Stored records:
________________________
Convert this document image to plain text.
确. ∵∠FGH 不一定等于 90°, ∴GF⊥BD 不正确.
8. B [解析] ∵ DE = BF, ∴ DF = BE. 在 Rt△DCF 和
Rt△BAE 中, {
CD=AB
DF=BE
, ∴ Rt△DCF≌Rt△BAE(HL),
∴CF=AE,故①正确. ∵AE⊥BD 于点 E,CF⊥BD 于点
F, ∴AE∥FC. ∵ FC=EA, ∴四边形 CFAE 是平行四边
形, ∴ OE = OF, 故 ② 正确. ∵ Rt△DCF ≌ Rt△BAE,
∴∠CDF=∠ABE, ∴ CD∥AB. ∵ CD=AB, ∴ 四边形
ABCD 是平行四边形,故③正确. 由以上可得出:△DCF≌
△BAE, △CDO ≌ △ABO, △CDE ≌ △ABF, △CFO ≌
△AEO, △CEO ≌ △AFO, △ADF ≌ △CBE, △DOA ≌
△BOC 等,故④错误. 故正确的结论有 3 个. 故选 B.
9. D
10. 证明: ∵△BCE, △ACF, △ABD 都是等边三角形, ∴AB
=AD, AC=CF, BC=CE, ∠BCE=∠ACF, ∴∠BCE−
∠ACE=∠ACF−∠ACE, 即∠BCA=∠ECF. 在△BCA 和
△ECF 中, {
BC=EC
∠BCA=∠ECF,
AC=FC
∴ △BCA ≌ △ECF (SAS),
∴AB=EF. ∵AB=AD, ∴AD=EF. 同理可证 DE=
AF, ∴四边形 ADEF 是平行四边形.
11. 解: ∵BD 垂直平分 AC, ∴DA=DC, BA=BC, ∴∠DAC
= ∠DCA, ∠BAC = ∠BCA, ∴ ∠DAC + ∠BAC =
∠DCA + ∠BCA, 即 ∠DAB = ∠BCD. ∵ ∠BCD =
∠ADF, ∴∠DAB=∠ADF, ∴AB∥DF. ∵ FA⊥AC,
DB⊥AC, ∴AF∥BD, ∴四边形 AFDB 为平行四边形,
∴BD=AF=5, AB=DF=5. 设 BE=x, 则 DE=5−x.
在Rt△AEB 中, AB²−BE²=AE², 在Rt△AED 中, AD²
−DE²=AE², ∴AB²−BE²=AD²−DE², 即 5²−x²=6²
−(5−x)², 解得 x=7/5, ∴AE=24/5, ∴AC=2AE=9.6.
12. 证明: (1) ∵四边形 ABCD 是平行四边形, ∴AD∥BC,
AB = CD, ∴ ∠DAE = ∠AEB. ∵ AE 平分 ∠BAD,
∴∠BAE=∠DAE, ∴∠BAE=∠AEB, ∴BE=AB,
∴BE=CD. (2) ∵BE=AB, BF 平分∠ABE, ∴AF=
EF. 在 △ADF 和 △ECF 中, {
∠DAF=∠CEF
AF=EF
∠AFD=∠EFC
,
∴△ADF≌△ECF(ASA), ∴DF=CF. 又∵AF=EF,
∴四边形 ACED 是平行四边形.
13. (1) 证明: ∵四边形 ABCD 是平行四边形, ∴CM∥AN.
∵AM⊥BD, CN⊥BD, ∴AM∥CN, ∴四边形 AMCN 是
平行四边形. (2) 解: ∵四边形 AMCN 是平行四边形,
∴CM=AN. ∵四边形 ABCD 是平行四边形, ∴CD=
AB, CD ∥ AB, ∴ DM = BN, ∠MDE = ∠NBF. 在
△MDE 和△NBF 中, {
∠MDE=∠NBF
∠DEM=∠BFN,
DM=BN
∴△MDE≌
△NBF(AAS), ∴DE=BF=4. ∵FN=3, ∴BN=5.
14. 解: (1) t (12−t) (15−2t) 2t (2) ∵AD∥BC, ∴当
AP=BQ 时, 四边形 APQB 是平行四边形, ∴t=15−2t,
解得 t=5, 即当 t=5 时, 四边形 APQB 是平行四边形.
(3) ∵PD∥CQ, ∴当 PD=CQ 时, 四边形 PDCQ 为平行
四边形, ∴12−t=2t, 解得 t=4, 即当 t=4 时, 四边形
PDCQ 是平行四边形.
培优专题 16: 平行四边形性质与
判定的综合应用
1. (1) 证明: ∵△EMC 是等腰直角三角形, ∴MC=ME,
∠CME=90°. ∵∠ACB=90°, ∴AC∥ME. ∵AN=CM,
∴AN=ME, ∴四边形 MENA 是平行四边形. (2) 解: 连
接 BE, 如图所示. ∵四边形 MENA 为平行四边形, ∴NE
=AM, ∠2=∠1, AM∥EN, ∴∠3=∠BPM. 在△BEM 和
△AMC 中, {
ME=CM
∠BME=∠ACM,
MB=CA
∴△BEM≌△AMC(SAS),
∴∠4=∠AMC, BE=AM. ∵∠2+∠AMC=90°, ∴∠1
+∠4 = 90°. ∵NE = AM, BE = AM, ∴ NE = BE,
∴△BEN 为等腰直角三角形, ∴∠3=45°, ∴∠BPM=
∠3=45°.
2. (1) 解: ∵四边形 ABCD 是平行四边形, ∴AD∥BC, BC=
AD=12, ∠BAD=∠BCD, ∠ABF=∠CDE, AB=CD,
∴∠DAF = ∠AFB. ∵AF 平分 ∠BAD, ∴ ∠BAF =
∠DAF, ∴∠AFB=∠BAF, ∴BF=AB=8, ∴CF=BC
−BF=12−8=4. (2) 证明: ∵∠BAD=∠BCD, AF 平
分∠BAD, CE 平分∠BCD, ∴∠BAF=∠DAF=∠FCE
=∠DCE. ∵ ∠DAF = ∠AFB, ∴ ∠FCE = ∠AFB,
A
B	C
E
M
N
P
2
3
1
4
________________________
STATED TASK: Using the material above, work out how many lines contain the string "MENA". Give that number alone.

FINAL ANSWER: 2